»»
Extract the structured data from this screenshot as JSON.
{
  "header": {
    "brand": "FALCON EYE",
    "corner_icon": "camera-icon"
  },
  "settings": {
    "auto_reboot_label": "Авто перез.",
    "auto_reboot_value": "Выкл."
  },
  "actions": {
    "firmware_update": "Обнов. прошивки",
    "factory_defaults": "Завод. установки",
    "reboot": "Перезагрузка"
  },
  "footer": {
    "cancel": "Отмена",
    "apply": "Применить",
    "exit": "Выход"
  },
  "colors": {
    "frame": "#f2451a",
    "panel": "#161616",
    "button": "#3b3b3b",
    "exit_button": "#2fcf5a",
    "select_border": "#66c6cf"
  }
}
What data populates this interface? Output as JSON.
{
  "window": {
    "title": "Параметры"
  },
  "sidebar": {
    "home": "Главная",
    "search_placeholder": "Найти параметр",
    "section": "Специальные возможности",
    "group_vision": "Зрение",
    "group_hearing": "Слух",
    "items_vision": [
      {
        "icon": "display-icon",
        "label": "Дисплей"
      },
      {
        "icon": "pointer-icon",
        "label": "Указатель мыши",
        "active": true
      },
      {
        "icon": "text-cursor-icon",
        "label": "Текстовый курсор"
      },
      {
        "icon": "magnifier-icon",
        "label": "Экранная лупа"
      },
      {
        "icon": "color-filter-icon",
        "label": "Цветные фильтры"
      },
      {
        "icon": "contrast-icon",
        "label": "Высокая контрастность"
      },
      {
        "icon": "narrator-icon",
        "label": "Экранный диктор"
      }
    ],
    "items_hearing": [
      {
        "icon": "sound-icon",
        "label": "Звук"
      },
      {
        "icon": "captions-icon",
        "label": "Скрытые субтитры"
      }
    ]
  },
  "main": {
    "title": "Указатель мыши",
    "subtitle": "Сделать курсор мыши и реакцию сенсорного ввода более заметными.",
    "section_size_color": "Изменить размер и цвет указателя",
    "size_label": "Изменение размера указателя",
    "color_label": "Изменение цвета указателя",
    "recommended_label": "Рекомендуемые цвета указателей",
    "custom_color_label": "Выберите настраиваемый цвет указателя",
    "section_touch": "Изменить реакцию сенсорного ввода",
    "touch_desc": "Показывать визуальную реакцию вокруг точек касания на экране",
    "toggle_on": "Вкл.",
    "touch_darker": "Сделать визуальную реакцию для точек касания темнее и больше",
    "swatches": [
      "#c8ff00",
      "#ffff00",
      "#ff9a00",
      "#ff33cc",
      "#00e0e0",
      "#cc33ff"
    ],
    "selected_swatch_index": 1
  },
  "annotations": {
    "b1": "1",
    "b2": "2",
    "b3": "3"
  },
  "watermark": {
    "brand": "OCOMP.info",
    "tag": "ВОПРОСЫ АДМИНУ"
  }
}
««
# SHORT TASK
Extract every record. Keep wording exact.

# PROBLEM SOLUTION
Extract the structured data from this screenshot as JSON.
{
  "header": {
    "brand": "FALCON EYE",
    "corner_icon": "camera-icon"
  },
  "settings": {
    "auto_reboot_label": "Авто перез.",
    "auto_reboot_value": "Выкл."
  },
  "actions": {
    "firmware_update": "Обнов. прошивки",
    "factory_defaults": "Завод. установки",
    "reboot": "Перезагрузка"
  },
  "footer": {
    "cancel": "Отмена",
    "apply": "Применить",
    "exit": "Выход"
  },
  "colors": {
    "frame": "#f2451a",
    "panel": "#161616",
    "button": "#3b3b3b",
    "exit_button": "#2fcf5a",
    "select_border": "#66c6cf"
  }
}
What data populates this interface? Output as JSON.
{
  "window": {
    "title": "Параметры"
  },
  "sidebar": {
    "home": "Главная",
    "search_placeholder": "Найти параметр",
    "section": "Специальные возможности",
    "group_vision": "Зрение",
    "group_hearing": "Слух",
    "items_vision": [
      {
        "icon": "display-icon",
        "label": "Дисплей"
      },
      {
        "icon": "pointer-icon",
        "label": "Указатель мыши",
        "active": true
      },
      {
        "icon": "text-cursor-icon",
        "label": "Текстовый курсор"
      },
      {
        "icon": "magnifier-icon",
        "label": "Экранная лупа"
      },
      {
        "icon": "color-filter-icon",
        "label": "Цветные фильтры"
      },
      {
        "icon": "contrast-icon",
        "label": "Высокая контрастность"
      },
      {
        "icon": "narrator-icon",
        "label": "Экранный диктор"
      }
    ],
    "items_hearing": [
      {
        "icon": "sound-icon",
        "label": "Звук"
      },
      {
        "icon": "captions-icon",
        "label": "Скрытые субтитры"
      }
    ]
  },
  "main": {
    "title": "Указатель мыши",
    "subtitle": "Сделать курсор мыши и реакцию сенсорного ввода более заметными.",
    "section_size_color": "Изменить размер и цвет указателя",
    "size_label": "Изменение размера указателя",
    "color_label": "Изменение цвета указателя",
    "recommended_label": "Рекомендуемые цвета указателей",
    "custom_color_label": "Выберите настраиваемый цвет указателя",
    "section_touch": "Изменить реакцию сенсорного ввода",
    "touch_desc": "Показывать визуальную реакцию вокруг точек касания на экране",
    "toggle_on": "Вкл.",
    "touch_darker": "Сделать визуальную реакцию для точек касания темнее и больше",
    "swatches": [
      "#c8ff00",
      "#ffff00",
      "#ff9a00",
      "#ff33cc",
      "#00e0e0",
      "#cc33ff"
    ],
    "selected_swatch_index": 1
  },
  "annotations": {
    "b1": "1",
    "b2": "2",
    "b3": "3"
  },
  "watermark": {
    "brand": "OCOMP.info",
    "tag": "ВОПРОСЫ АДМИНУ"
  }
}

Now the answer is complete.